[Stored items from a collection]
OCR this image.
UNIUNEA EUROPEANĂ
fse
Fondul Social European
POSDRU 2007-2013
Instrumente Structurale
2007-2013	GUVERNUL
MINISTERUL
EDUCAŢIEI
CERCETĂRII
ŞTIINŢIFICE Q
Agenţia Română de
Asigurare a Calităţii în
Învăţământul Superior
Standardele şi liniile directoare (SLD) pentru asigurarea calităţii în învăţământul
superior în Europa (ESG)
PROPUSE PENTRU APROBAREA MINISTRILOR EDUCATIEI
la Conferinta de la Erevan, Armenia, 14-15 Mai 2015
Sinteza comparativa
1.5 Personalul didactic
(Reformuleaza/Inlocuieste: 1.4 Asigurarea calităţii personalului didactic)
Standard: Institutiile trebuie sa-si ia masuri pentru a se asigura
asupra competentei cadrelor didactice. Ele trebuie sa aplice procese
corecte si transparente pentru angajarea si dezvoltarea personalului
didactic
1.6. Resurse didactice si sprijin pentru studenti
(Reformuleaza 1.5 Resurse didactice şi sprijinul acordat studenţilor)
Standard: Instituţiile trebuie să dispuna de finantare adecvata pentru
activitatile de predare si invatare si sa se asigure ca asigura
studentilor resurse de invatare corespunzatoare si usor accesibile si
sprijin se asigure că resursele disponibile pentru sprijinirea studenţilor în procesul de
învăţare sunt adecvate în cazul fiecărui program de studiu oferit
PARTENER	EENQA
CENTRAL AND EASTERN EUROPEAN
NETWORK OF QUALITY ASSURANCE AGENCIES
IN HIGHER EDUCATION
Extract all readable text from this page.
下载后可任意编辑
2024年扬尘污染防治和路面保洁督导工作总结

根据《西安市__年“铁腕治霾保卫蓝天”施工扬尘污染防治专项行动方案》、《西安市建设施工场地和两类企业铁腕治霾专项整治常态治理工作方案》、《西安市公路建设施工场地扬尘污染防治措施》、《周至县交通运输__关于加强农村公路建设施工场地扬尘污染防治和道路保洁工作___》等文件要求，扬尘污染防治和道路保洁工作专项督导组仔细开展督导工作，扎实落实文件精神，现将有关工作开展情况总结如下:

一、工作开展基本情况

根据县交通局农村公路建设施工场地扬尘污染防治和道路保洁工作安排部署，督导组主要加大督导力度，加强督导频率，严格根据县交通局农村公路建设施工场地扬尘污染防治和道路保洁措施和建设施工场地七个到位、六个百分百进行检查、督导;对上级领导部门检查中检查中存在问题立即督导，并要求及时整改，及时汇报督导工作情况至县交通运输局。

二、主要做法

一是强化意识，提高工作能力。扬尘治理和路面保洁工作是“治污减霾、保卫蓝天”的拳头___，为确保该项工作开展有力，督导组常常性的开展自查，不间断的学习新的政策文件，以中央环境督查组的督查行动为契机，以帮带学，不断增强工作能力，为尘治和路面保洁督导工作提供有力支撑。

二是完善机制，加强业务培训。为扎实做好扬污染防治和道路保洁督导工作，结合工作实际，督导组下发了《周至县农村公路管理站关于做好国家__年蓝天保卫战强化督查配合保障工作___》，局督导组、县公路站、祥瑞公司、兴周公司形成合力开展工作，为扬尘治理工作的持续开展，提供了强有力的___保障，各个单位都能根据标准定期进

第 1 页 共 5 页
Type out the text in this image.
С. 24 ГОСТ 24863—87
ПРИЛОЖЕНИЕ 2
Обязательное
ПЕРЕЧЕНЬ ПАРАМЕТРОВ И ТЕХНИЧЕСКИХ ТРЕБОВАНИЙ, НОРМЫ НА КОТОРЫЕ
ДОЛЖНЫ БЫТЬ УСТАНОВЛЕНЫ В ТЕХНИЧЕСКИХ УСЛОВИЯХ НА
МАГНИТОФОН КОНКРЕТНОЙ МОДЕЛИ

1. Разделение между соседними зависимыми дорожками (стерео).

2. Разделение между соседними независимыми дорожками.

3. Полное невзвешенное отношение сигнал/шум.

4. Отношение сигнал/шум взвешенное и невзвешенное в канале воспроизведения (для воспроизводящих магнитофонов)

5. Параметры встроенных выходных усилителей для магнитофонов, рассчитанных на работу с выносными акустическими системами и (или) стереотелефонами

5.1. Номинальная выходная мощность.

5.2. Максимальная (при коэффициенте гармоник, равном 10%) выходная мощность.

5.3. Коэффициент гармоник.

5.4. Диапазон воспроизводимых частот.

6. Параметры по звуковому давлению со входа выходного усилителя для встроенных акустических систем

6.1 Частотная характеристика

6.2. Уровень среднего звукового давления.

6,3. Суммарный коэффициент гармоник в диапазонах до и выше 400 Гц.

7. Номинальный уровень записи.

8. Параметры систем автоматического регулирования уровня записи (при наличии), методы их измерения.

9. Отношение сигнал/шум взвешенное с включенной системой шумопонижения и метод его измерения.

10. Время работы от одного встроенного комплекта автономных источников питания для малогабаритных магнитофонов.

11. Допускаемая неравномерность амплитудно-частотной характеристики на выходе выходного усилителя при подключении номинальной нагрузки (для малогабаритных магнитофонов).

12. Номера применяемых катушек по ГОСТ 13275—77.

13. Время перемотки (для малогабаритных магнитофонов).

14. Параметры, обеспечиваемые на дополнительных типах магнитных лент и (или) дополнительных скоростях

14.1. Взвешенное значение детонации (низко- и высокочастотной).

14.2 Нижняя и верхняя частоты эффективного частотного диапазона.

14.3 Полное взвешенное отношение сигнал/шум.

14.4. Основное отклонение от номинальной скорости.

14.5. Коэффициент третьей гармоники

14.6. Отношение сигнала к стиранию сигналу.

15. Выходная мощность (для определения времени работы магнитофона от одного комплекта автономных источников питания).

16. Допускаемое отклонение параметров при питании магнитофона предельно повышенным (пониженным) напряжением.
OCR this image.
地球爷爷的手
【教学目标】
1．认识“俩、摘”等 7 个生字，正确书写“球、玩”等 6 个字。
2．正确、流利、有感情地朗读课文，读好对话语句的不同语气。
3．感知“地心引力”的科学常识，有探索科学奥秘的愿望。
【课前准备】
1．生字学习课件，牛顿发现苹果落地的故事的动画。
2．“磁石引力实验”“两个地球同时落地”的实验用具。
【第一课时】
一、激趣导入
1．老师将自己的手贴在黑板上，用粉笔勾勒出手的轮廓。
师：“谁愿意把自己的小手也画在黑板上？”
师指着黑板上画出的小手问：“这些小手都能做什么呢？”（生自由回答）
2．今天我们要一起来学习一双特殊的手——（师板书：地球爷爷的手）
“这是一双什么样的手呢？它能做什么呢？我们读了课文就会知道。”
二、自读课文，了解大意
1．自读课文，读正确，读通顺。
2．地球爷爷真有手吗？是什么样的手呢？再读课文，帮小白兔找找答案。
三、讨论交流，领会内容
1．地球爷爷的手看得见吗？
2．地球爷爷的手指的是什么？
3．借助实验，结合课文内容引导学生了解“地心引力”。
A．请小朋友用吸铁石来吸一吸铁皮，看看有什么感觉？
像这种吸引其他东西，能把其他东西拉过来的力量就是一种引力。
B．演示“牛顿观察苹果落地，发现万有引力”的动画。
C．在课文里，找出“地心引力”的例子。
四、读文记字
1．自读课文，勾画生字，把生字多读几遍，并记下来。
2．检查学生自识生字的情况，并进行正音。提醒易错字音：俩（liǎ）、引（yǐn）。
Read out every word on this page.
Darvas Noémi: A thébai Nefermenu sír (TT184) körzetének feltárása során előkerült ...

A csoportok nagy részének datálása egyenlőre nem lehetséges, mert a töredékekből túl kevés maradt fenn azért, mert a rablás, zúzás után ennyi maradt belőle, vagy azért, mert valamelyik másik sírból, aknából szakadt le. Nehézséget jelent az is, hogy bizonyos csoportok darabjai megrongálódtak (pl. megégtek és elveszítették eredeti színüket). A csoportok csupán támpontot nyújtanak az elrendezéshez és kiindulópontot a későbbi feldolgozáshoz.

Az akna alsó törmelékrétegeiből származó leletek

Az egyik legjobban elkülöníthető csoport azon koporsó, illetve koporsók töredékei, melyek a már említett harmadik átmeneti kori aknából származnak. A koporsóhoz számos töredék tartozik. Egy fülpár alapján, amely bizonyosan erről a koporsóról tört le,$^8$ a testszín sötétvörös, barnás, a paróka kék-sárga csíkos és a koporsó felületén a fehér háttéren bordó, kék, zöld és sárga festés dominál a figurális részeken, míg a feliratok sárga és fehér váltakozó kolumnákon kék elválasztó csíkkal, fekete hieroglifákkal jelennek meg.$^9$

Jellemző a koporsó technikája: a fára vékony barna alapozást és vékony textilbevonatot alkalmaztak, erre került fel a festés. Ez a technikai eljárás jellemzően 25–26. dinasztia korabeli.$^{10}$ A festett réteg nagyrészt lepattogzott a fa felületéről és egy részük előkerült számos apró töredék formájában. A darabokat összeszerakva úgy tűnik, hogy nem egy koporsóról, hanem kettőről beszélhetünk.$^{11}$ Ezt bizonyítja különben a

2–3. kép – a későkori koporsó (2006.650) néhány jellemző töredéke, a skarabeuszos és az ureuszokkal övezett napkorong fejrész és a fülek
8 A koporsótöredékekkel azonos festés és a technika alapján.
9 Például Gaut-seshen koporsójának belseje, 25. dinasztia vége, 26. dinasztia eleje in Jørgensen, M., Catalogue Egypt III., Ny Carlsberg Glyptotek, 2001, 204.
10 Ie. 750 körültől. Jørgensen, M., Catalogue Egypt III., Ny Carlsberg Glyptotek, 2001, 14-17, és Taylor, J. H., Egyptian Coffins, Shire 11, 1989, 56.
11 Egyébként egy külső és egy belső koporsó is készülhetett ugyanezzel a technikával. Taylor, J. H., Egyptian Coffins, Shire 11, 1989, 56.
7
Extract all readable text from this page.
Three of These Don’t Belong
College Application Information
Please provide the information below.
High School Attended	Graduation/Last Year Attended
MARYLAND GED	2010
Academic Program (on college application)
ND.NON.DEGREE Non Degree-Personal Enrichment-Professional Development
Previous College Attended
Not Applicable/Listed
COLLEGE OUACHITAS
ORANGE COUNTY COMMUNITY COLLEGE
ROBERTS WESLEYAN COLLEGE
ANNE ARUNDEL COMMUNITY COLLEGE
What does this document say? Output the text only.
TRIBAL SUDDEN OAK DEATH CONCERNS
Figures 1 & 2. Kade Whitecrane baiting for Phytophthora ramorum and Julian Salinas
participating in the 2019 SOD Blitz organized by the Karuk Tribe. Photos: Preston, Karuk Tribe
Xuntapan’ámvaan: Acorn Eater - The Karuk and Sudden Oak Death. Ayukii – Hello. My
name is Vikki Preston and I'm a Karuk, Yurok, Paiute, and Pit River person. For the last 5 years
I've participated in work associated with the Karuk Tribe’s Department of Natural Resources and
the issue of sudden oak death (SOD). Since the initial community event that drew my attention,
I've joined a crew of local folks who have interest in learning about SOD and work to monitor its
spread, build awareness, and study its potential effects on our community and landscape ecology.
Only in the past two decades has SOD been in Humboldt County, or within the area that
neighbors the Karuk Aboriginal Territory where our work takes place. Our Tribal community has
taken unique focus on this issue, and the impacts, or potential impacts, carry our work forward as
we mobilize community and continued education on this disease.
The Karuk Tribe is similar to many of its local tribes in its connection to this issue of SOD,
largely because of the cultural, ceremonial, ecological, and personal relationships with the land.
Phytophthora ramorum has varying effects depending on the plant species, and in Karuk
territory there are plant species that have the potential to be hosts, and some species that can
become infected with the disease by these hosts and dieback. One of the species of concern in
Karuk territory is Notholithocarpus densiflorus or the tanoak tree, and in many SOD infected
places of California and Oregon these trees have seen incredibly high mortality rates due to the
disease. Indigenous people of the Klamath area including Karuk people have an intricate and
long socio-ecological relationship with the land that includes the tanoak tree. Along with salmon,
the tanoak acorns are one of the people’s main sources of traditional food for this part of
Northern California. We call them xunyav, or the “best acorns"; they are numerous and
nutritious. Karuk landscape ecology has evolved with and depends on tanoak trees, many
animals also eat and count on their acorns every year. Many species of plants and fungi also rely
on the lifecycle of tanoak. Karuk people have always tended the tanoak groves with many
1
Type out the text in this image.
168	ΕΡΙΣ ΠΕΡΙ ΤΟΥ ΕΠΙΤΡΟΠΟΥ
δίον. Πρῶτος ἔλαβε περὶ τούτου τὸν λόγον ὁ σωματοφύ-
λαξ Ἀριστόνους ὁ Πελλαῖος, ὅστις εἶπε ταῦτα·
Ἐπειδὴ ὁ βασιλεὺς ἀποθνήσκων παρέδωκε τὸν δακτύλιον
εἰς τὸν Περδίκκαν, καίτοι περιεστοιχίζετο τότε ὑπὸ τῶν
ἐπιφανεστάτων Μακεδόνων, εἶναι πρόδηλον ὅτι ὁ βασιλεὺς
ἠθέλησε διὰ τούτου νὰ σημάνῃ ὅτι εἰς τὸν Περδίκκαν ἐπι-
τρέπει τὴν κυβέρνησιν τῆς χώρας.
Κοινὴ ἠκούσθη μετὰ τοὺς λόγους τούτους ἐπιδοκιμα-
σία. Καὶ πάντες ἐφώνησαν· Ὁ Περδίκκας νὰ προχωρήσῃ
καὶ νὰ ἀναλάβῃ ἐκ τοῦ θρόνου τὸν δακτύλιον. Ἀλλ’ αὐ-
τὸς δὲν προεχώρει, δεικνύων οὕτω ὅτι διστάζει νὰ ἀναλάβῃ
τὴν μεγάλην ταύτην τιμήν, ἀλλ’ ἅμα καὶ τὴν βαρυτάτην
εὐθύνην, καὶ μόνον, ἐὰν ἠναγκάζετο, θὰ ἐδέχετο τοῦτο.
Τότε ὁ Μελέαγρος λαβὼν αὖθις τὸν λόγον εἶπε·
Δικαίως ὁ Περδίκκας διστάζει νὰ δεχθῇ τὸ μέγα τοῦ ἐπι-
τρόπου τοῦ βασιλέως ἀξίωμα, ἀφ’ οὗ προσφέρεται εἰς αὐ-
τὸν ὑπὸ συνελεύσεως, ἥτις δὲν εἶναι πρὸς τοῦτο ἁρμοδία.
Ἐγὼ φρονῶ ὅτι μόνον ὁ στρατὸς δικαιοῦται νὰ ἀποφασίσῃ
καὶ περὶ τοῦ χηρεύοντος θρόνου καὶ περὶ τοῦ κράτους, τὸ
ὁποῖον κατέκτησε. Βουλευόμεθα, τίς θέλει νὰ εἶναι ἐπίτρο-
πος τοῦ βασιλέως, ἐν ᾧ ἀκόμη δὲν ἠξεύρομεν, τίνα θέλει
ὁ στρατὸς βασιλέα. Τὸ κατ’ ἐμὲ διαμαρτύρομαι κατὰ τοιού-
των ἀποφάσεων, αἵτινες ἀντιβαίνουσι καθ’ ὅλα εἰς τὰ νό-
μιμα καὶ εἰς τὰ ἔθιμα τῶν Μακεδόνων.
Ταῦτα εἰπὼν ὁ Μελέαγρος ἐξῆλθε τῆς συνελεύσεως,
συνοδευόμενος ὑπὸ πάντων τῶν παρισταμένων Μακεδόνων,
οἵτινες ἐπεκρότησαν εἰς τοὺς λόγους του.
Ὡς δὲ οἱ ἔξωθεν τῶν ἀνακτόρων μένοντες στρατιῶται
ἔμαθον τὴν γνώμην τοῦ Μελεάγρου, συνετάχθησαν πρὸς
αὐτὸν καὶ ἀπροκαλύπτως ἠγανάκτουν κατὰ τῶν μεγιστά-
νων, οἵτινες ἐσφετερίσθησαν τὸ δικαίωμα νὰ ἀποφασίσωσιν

Job:
Count every line of the records that holds "people". State the number, nothing else.

Answer in full:
3